Print every entry, word for word, and skip the images.

### Given entries

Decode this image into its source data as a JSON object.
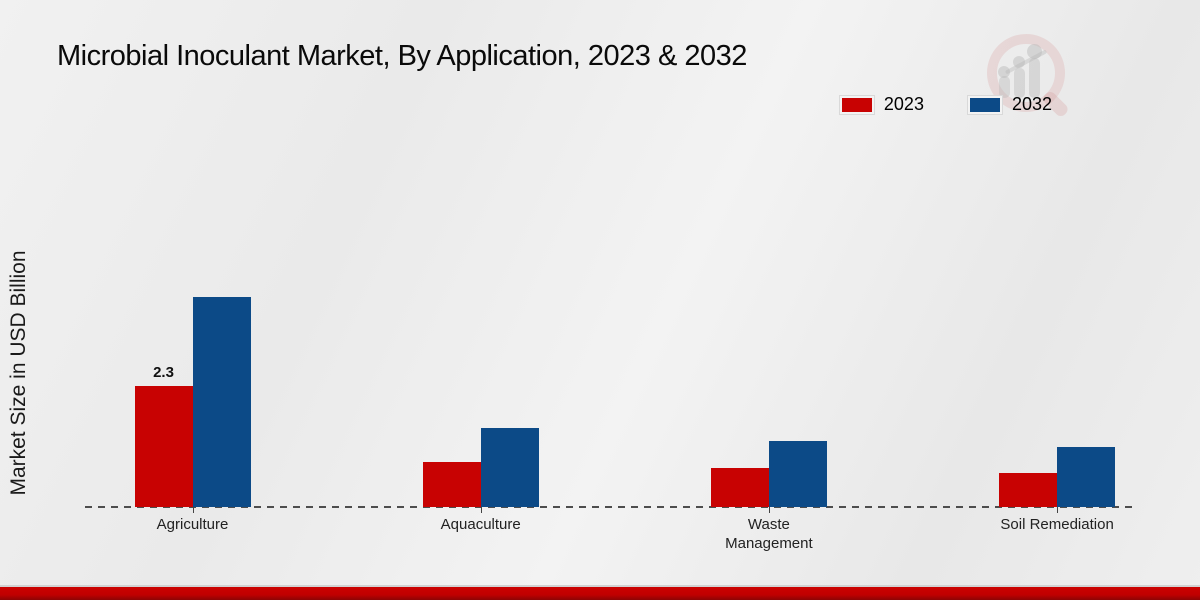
{
  "page": {
    "title": "Microbial Inoculant Market, By Application, 2023 & 2032",
    "ylabel": "Market Size in USD Billion"
  },
  "legend": {
    "items": [
      {
        "label": "2023",
        "color": "#c80202"
      },
      {
        "label": "2032",
        "color": "#0c4a87"
      }
    ]
  },
  "watermark": {
    "name": "market-research-future-logo"
  },
  "chart_data": {
    "type": "bar",
    "title": "Microbial Inoculant Market, By Application, 2023 & 2032",
    "xlabel": "",
    "ylabel": "Market Size in USD Billion",
    "categories": [
      "Agriculture",
      "Aquaculture",
      "Waste Management",
      "Soil Remediation"
    ],
    "series": [
      {
        "name": "2023",
        "color": "#c80202",
        "values": [
          2.3,
          0.85,
          0.75,
          0.65
        ]
      },
      {
        "name": "2032",
        "color": "#0c4a87",
        "values": [
          4.0,
          1.5,
          1.25,
          1.15
        ]
      }
    ],
    "annotations": [
      {
        "category_index": 0,
        "series_index": 0,
        "text": "2.3"
      }
    ],
    "unit": "USD Billion",
    "ylim": [
      0,
      4.6
    ],
    "grid": false,
    "axis_style": "dashed-baseline-only",
    "legend_position": "top-right"
  },
  "footer": {
    "accent_color": "#c00000"
  }
}
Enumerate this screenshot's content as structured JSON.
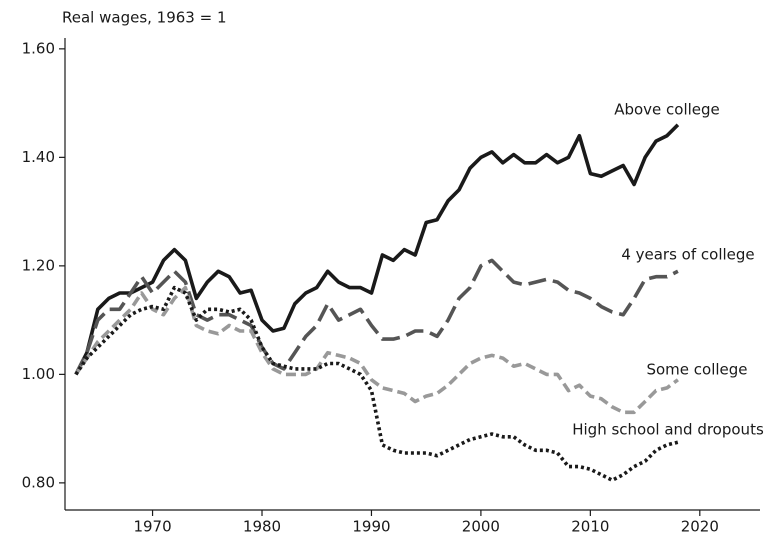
{
  "chart_data": {
    "type": "line",
    "y_axis_label": "Real wages, 1963 = 1",
    "x": [
      1963,
      1964,
      1965,
      1966,
      1967,
      1968,
      1969,
      1970,
      1971,
      1972,
      1973,
      1974,
      1975,
      1976,
      1977,
      1978,
      1979,
      1980,
      1981,
      1982,
      1983,
      1984,
      1985,
      1986,
      1987,
      1988,
      1989,
      1990,
      1991,
      1992,
      1993,
      1994,
      1995,
      1996,
      1997,
      1998,
      1999,
      2000,
      2001,
      2002,
      2003,
      2004,
      2005,
      2006,
      2007,
      2008,
      2009,
      2010,
      2011,
      2012,
      2013,
      2014,
      2015,
      2016,
      2017,
      2018
    ],
    "series": [
      {
        "name": "Above college",
        "color": "#1a1a1a",
        "values": [
          1.0,
          1.04,
          1.12,
          1.14,
          1.15,
          1.15,
          1.16,
          1.17,
          1.21,
          1.23,
          1.21,
          1.14,
          1.17,
          1.19,
          1.18,
          1.15,
          1.155,
          1.1,
          1.08,
          1.085,
          1.13,
          1.15,
          1.16,
          1.19,
          1.17,
          1.16,
          1.16,
          1.15,
          1.22,
          1.21,
          1.23,
          1.22,
          1.28,
          1.285,
          1.32,
          1.34,
          1.38,
          1.4,
          1.41,
          1.39,
          1.405,
          1.39,
          1.39,
          1.405,
          1.39,
          1.4,
          1.44,
          1.37,
          1.365,
          1.375,
          1.385,
          1.35,
          1.4,
          1.43,
          1.44,
          1.46
        ]
      },
      {
        "name": "4 years of college",
        "color": "#555555",
        "values": [
          1.0,
          1.04,
          1.1,
          1.12,
          1.12,
          1.15,
          1.18,
          1.15,
          1.17,
          1.19,
          1.17,
          1.11,
          1.1,
          1.11,
          1.11,
          1.1,
          1.09,
          1.05,
          1.02,
          1.01,
          1.04,
          1.07,
          1.09,
          1.13,
          1.1,
          1.11,
          1.12,
          1.09,
          1.065,
          1.065,
          1.07,
          1.08,
          1.08,
          1.07,
          1.1,
          1.14,
          1.16,
          1.2,
          1.21,
          1.19,
          1.17,
          1.165,
          1.17,
          1.175,
          1.17,
          1.155,
          1.15,
          1.14,
          1.125,
          1.115,
          1.11,
          1.14,
          1.175,
          1.18,
          1.18,
          1.19
        ]
      },
      {
        "name": "Some college",
        "color": "#999999",
        "values": [
          1.0,
          1.03,
          1.06,
          1.08,
          1.1,
          1.12,
          1.15,
          1.12,
          1.11,
          1.14,
          1.16,
          1.09,
          1.08,
          1.075,
          1.09,
          1.08,
          1.08,
          1.04,
          1.01,
          1.0,
          1.0,
          1.0,
          1.01,
          1.04,
          1.035,
          1.03,
          1.02,
          0.99,
          0.975,
          0.97,
          0.965,
          0.95,
          0.96,
          0.965,
          0.98,
          1.0,
          1.02,
          1.03,
          1.035,
          1.03,
          1.015,
          1.02,
          1.01,
          1.0,
          1.0,
          0.97,
          0.98,
          0.96,
          0.955,
          0.94,
          0.93,
          0.93,
          0.95,
          0.97,
          0.975,
          0.99
        ]
      },
      {
        "name": "High school and dropouts",
        "color": "#1a1a1a",
        "values": [
          1.0,
          1.03,
          1.05,
          1.07,
          1.09,
          1.11,
          1.12,
          1.125,
          1.12,
          1.16,
          1.15,
          1.1,
          1.12,
          1.12,
          1.115,
          1.12,
          1.1,
          1.05,
          1.02,
          1.015,
          1.01,
          1.01,
          1.01,
          1.02,
          1.02,
          1.01,
          1.0,
          0.97,
          0.87,
          0.86,
          0.855,
          0.855,
          0.855,
          0.85,
          0.86,
          0.87,
          0.88,
          0.885,
          0.89,
          0.885,
          0.885,
          0.87,
          0.86,
          0.86,
          0.855,
          0.83,
          0.83,
          0.825,
          0.815,
          0.805,
          0.815,
          0.83,
          0.84,
          0.86,
          0.87,
          0.875
        ]
      }
    ],
    "xlim": [
      1962,
      2025.5
    ],
    "ylim": [
      0.75,
      1.62
    ],
    "xticks": [
      1970,
      1980,
      1990,
      2000,
      2010,
      2020
    ],
    "yticks": [
      {
        "value": 0.8,
        "label": "0.80"
      },
      {
        "value": 1.0,
        "label": "1.00"
      },
      {
        "value": 1.2,
        "label": "1.20"
      },
      {
        "value": 1.4,
        "label": "1.40"
      },
      {
        "value": 1.6,
        "label": "1.60"
      }
    ]
  }
}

######

_Response to this task_:
Decode this image into its source data as a JSON object.
{
  "page": {
    "title": "Microbial Inoculant Market, By Application, 2023 & 2032",
    "ylabel": "Market Size in USD Billion"
  },
  "legend": {
    "items": [
      {
        "label": "2023",
        "color": "#c80202"
      },
      {
        "label": "2032",
        "color": "#0c4a87"
      }
    ]
  },
  "watermark": {
    "name": "market-research-future-logo"
  },
  "chart_data": {
    "type": "bar",
    "title": "Microbial Inoculant Market, By Application, 2023 & 2032",
    "xlabel": "",
    "ylabel": "Market Size in USD Billion",
    "categories": [
      "Agriculture",
      "Aquaculture",
      "Waste Management",
      "Soil Remediation"
    ],
    "series": [
      {
        "name": "2023",
        "color": "#c80202",
        "values": [
          2.3,
          0.85,
          0.75,
          0.65
        ]
      },
      {
        "name": "2032",
        "color": "#0c4a87",
        "values": [
          4.0,
          1.5,
          1.25,
          1.15
        ]
      }
    ],
    "annotations": [
      {
        "category_index": 0,
        "series_index": 0,
        "text": "2.3"
      }
    ],
    "unit": "USD Billion",
    "ylim": [
      0,
      4.6
    ],
    "grid": false,
    "axis_style": "dashed-baseline-only",
    "legend_position": "top-right"
  },
  "footer": {
    "accent_color": "#c00000"
  }
}
Enumerate this screenshot's content as structured JSON.
{
  "chart_data": {
    "type": "line",
    "y_axis_label": "Real wages, 1963 = 1",
    "x": [
      1963,
      1964,
      1965,
      1966,
      1967,
      1968,
      1969,
      1970,
      1971,
      1972,
      1973,
      1974,
      1975,
      1976,
      1977,
      1978,
      1979,
      1980,
      1981,
      1982,
      1983,
      1984,
      1985,
      1986,
      1987,
      1988,
      1989,
      1990,
      1991,
      1992,
      1993,
      1994,
      1995,
      1996,
      1997,
      1998,
      1999,
      2000,
      2001,
      2002,
      2003,
      2004,
      2005,
      2006,
      2007,
      2008,
      2009,
      2010,
      2011,
      2012,
      2013,
      2014,
      2015,
      2016,
      2017,
      2018
    ],
    "series": [
      {
        "name": "Above college",
        "color": "#1a1a1a",
        "values": [
          1.0,
          1.04,
          1.12,
          1.14,
          1.15,
          1.15,
          1.16,
          1.17,
          1.21,
          1.23,
          1.21,
          1.14,
          1.17,
          1.19,
          1.18,
          1.15,
          1.155,
          1.1,
          1.08,
          1.085,
          1.13,
          1.15,
          1.16,
          1.19,
          1.17,
          1.16,
          1.16,
          1.15,
          1.22,
          1.21,
          1.23,
          1.22,
          1.28,
          1.285,
          1.32,
          1.34,
          1.38,
          1.4,
          1.41,
          1.39,
          1.405,
          1.39,
          1.39,
          1.405,
          1.39,
          1.4,
          1.44,
          1.37,
          1.365,
          1.375,
          1.385,
          1.35,
          1.4,
          1.43,
          1.44,
          1.46
        ]
      },
      {
        "name": "4 years of college",
        "color": "#555555",
        "values": [
          1.0,
          1.04,
          1.1,
          1.12,
          1.12,
          1.15,
          1.18,
          1.15,
          1.17,
          1.19,
          1.17,
          1.11,
          1.1,
          1.11,
          1.11,
          1.1,
          1.09,
          1.05,
          1.02,
          1.01,
          1.04,
          1.07,
          1.09,
          1.13,
          1.1,
          1.11,
          1.12,
          1.09,
          1.065,
          1.065,
          1.07,
          1.08,
          1.08,
          1.07,
          1.1,
          1.14,
          1.16,
          1.2,
          1.21,
          1.19,
          1.17,
          1.165,
          1.17,
          1.175,
          1.17,
          1.155,
          1.15,
          1.14,
          1.125,
          1.115,
          1.11,
          1.14,
          1.175,
          1.18,
          1.18,
          1.19
        ]
      },
      {
        "name": "Some college",
        "color": "#999999",
        "values": [
          1.0,
          1.03,
          1.06,
          1.08,
          1.1,
          1.12,
          1.15,
          1.12,
          1.11,
          1.14,
          1.16,
          1.09,
          1.08,
          1.075,
          1.09,
          1.08,
          1.08,
          1.04,
          1.01,
          1.0,
          1.0,
          1.0,
          1.01,
          1.04,
          1.035,
          1.03,
          1.02,
          0.99,
          0.975,
          0.97,
          0.965,
          0.95,
          0.96,
          0.965,
          0.98,
          1.0,
          1.02,
          1.03,
          1.035,
          1.03,
          1.015,
          1.02,
          1.01,
          1.0,
          1.0,
          0.97,
          0.98,
          0.96,
          0.955,
          0.94,
          0.93,
          0.93,
          0.95,
          0.97,
          0.975,
          0.99
        ]
      },
      {
        "name": "High school and dropouts",
        "color": "#1a1a1a",
        "values": [
          1.0,
          1.03,
          1.05,
          1.07,
          1.09,
          1.11,
          1.12,
          1.125,
          1.12,
          1.16,
          1.15,
          1.1,
          1.12,
          1.12,
          1.115,
          1.12,
          1.1,
          1.05,
          1.02,
          1.015,
          1.01,
          1.01,
          1.01,
          1.02,
          1.02,
          1.01,
          1.0,
          0.97,
          0.87,
          0.86,
          0.855,
          0.855,
          0.855,
          0.85,
          0.86,
          0.87,
          0.88,
          0.885,
          0.89,
          0.885,
          0.885,
          0.87,
          0.86,
          0.86,
          0.855,
          0.83,
          0.83,
          0.825,
          0.815,
          0.805,
          0.815,
          0.83,
          0.84,
          0.86,
          0.87,
          0.875
        ]
      }
    ],
    "xlim": [
      1962,
      2025.5
    ],
    "ylim": [
      0.75,
      1.62
    ],
    "xticks": [
      1970,
      1980,
      1990,
      2000,
      2010,
      2020
    ],
    "yticks": [
      {
        "value": 0.8,
        "label": "0.80"
      },
      {
        "value": 1.0,
        "label": "1.00"
      },
      {
        "value": 1.2,
        "label": "1.20"
      },
      {
        "value": 1.4,
        "label": "1.40"
      },
      {
        "value": 1.6,
        "label": "1.60"
      }
    ]
  }
}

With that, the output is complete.